▶ _EXTRACTED TEXT_
However, even at £50,000 they may have a significant impact on people who are thinking of moving to Scotland to work. Given the new ‘general’ salary threshold for long-term work visas to the UK is due to increase to £38,700, then the attractiveness of Scotland to migrant workers, which the Scottish Government professes to be keen to promote, may be waning.

These difficult choices and trade-offs are going to continue going forward. The SFC estimates that in five years’ time, by 2028/29, unfunded social security payments will have risen by a further 38 per cent, in cash terms, over 2024/25 levels. The overall resource (day-to-day spending) will have risen by 14 per cent. On top of that, the capital budget is predicted to have fallen over the same period by 12 per cent in cash terms and a whopping 20 per cent in ‘real’ terms.

In other words to keep up this pace of shift away from past patterns of spend, it will require an ongoing squeeze on other budgets AND ever increasing tax rises, above those seen elsewhere in the UK.

▶ _PROBLEM 1_
Answer these from the passage on Scotland's budget:
(a) What is the new general salary threshold for long-term work visas to the UK?
(b) By how much does the SFC estimate unfunded social security payments will have risen by 2028/29, in cash terms, over 2024/25 levels?
(c) By how much is the capital budget predicted to have fallen in real terms over the same period?
▶ _PROBLEM 2_
Write out the passage on Scotland's budget from "These difficult choices" to "elsewhere in the UK.", swapping "capital budget" for "investment budget".
▶ _PROBLEM 3_
Continue the passage on Scotland's budget, picking up after its final sentence.
The entries that come next have nothing to do with what is asked here.

▶ _DATA SECTION_
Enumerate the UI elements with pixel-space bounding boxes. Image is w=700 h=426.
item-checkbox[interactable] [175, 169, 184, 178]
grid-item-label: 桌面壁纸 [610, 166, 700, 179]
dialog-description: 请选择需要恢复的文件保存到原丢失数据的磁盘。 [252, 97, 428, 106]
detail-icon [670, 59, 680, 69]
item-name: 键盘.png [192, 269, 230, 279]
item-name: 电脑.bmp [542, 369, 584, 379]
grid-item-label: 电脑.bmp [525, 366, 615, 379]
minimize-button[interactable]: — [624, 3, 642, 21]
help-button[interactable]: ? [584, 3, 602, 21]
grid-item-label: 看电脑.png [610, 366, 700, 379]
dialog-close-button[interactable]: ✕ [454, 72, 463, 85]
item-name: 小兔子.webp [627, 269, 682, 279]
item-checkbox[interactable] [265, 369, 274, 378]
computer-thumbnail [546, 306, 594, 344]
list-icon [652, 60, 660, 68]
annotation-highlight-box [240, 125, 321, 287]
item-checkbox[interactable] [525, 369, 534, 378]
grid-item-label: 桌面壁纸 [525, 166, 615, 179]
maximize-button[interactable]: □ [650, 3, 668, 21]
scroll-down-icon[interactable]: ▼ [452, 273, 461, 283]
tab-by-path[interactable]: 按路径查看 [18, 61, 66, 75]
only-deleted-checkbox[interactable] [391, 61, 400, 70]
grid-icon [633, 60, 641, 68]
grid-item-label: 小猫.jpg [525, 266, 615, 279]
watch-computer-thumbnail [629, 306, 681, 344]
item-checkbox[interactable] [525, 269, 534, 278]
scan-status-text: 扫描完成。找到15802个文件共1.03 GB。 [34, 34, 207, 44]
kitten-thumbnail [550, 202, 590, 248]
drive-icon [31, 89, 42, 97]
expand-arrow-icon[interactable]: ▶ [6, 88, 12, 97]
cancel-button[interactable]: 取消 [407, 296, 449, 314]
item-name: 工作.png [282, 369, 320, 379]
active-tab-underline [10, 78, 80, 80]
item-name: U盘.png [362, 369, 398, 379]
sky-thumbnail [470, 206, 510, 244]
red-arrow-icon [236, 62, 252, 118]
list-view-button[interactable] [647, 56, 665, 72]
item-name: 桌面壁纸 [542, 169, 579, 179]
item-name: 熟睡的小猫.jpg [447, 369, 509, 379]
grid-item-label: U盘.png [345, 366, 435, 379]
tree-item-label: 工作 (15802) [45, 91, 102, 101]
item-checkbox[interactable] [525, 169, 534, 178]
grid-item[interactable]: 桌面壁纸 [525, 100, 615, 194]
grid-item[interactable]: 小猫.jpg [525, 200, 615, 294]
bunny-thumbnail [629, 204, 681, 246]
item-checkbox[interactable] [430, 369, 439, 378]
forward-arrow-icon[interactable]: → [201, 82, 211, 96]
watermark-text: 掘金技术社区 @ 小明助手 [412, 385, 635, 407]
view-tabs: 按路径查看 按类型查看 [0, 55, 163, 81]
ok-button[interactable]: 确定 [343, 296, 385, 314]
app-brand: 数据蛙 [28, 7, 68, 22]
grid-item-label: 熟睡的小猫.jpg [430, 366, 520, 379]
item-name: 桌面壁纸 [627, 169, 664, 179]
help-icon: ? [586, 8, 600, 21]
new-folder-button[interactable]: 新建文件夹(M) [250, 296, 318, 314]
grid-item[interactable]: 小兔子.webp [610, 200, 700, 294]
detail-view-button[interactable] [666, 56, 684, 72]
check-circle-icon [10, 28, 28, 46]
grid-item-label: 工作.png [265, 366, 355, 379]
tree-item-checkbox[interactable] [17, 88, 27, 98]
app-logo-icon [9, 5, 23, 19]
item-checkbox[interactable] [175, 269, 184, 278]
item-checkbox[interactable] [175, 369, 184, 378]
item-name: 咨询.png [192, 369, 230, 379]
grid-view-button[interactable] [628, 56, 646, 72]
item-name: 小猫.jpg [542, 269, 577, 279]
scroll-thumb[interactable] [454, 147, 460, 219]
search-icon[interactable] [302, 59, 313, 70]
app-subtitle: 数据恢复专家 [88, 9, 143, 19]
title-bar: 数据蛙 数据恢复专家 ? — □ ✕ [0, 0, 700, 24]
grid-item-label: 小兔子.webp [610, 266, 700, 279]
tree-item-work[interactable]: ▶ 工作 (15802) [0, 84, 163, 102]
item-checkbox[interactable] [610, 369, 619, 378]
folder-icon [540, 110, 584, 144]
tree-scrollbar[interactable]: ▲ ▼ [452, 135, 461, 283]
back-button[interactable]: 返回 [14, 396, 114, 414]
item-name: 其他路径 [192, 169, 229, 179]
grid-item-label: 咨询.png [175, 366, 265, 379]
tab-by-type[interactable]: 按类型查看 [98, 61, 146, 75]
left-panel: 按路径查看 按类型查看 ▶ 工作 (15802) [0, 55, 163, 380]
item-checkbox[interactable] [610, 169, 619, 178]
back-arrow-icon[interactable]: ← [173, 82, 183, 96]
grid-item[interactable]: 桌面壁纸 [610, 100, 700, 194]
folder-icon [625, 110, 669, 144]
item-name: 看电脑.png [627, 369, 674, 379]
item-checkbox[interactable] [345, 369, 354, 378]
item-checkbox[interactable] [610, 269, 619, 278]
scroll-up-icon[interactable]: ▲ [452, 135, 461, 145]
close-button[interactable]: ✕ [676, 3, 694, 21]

* * *

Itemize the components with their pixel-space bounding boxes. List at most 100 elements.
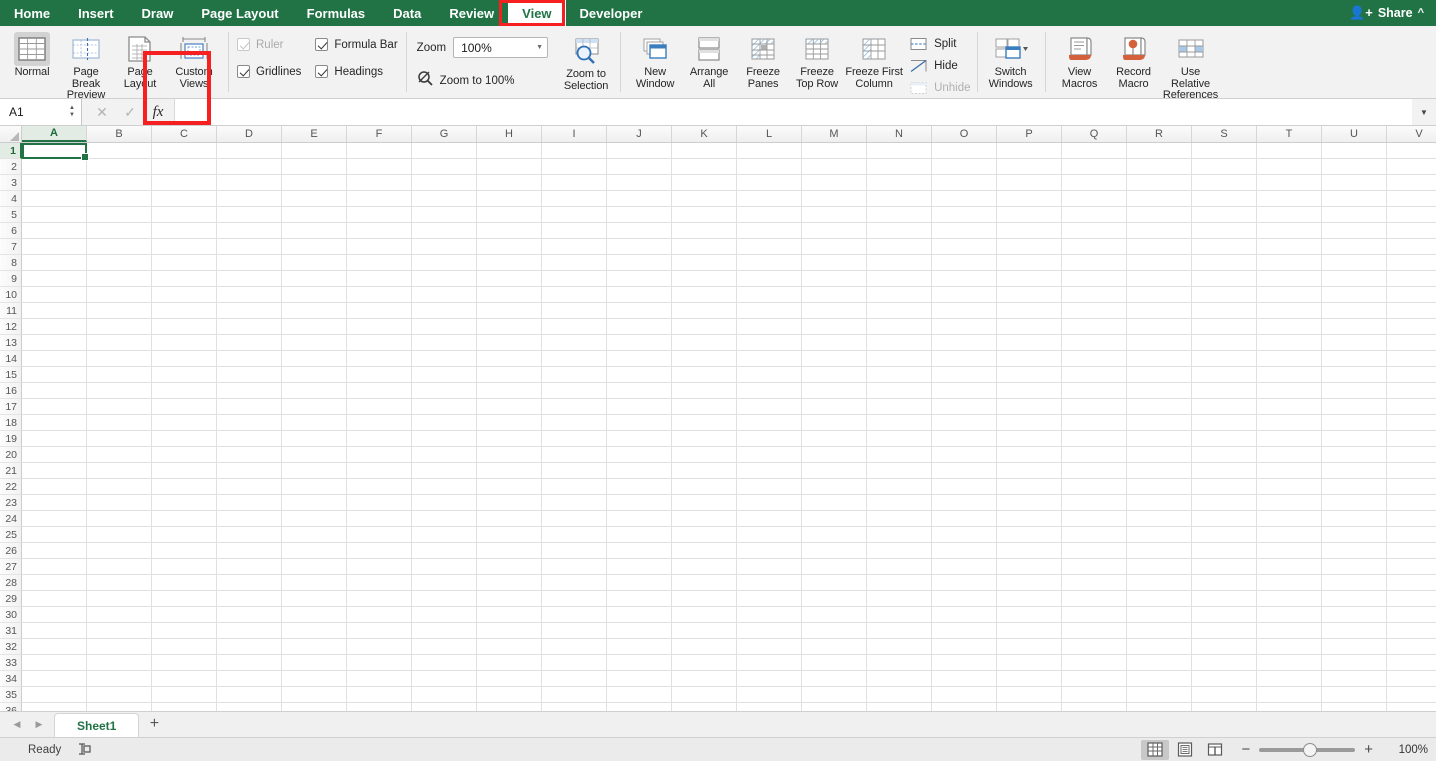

▶ _EXERCISE RESULT 1_
(a) £38,700
(b) A further 38 per cent
(c) 20 per cent

▶ _EXERCISE RESULT 2_
These difficult choices and trade-offs are going to continue going forward. The SFC estimates that in five years’ time, by 2028/29, unfunded social security payments will have risen by a further 38 per cent, in cash terms, over 2024/25 levels. The overall resource (day-to-day spending) will have risen by 14 per cent. On top of that, the investment budget is predicted to have fallen over the same period by 12 per cent in cash terms and a whopping 20 per cent in ‘real’ terms.

In other words to keep up this pace of shift away from past patterns of spend, it will require an ongoing squeeze on other budgets AND ever increasing tax rises, above those seen elsewhere in the UK.

▶ _EXERCISE RESULT 3_
At some point it seems inevitable these tax rises will need to apply to all taxpayers, not just the wealthiest. This need not be a problem as it would simply mimic what happens in other high tax countries where, as the Institute for Fiscal Studies (IFS) has reported, the differential between higher and average tax payers tends to be lower than it is in the UK. This works in such higher social support countries because where those taxes are ultimately spent is more progressive.

But to enact this societal change, this needs better signalling. It needs a convincing story that such a future is a stable and viable one to be travelling towards.

It needs a government that is “open and honest with the public about the choices that we have made” and will need to continue to make.